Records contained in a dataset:

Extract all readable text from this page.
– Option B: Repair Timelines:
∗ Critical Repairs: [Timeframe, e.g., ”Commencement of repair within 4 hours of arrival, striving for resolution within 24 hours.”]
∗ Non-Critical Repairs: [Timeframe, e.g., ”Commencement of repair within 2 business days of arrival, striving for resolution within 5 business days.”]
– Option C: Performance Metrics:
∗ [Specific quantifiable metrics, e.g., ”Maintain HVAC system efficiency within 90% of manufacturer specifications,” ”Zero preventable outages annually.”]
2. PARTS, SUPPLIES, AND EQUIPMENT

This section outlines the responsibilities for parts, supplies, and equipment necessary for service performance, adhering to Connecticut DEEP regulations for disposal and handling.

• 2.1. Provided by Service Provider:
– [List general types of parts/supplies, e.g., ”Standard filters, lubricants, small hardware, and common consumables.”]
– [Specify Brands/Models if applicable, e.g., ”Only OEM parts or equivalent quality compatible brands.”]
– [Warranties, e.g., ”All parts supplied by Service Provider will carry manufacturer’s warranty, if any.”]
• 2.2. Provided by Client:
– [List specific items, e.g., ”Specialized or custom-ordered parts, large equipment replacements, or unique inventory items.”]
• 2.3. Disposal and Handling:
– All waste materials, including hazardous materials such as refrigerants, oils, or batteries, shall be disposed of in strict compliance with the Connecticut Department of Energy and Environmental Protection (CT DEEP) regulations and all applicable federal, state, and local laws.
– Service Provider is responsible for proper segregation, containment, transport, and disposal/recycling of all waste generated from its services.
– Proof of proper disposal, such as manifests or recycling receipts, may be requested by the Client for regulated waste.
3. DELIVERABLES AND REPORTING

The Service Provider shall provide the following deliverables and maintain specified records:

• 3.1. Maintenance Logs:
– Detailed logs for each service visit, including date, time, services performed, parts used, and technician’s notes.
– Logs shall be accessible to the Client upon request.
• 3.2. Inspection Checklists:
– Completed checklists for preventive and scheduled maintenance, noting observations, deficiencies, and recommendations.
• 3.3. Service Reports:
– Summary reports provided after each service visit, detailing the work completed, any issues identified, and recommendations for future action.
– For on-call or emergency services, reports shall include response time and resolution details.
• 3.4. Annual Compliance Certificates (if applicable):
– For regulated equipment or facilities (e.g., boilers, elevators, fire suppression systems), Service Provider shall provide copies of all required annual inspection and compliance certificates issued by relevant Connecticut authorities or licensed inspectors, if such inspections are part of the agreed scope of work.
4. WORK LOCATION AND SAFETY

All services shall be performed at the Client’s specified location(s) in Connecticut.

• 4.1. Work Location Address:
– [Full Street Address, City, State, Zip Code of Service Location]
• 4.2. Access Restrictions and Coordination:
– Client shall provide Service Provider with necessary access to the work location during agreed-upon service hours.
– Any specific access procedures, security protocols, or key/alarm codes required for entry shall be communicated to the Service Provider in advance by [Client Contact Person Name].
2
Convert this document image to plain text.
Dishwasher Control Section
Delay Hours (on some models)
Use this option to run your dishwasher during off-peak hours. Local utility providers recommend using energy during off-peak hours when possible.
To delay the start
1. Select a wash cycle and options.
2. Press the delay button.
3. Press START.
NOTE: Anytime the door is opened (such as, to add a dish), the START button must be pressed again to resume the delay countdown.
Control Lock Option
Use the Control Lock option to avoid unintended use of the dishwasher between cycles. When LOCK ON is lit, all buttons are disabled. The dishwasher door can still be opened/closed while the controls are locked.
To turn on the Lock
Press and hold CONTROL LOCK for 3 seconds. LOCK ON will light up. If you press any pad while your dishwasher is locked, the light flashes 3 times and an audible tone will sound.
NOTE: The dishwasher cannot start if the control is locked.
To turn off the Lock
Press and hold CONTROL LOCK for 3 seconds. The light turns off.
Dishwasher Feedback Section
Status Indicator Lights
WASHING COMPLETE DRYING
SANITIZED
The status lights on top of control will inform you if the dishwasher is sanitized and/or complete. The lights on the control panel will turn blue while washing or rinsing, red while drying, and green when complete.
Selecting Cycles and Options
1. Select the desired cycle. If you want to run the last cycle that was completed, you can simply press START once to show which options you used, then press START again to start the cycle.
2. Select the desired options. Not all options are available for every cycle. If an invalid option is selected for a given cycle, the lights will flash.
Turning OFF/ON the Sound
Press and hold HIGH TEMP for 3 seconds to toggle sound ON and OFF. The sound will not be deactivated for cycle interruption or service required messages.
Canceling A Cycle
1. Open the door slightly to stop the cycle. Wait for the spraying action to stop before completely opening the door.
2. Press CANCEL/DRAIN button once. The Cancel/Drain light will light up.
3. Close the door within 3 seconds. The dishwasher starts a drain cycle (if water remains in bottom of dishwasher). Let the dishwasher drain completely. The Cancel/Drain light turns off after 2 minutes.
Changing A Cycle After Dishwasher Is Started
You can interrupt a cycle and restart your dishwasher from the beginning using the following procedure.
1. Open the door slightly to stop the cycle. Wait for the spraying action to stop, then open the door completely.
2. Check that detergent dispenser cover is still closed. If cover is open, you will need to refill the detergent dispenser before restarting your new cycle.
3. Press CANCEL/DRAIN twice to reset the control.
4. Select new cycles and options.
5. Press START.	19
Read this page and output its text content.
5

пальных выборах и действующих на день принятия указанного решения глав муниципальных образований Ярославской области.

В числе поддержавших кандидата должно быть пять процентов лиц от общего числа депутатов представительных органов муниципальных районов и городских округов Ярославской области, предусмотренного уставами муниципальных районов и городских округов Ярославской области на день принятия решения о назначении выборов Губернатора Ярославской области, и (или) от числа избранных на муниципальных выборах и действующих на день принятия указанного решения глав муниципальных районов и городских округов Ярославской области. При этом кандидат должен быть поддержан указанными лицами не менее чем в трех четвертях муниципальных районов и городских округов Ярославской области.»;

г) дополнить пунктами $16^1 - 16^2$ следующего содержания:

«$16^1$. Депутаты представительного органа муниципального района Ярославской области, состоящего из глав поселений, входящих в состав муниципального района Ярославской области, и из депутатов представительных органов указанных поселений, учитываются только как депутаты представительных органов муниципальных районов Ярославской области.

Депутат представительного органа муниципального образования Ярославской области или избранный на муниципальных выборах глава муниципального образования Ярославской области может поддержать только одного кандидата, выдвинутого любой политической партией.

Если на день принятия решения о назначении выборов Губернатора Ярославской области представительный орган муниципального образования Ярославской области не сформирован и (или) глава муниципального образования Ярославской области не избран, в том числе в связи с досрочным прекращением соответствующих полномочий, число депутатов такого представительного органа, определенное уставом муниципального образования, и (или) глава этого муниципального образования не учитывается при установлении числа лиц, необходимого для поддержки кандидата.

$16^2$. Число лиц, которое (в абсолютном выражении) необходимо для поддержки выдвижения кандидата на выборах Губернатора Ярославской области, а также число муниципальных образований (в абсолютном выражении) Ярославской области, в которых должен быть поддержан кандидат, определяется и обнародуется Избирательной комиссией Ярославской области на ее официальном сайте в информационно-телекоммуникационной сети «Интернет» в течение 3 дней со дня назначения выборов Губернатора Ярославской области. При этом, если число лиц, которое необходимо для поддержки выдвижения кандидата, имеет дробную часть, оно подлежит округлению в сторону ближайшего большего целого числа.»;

*STATED GOAL*: In the records above, collect each line with "services".

*ANSWER TO THIS EXERCISE*:
– Service Provider is responsible for proper segregation, containment, transport, and disposal/recycling of all waste generated from its services.
– Detailed logs for each service visit, including date, time, services performed, parts used, and technician’s notes.
– For on-call or emergency services, reports shall include response time and resolution details.
All services shall be performed at the Client’s specified location(s) in Connecticut.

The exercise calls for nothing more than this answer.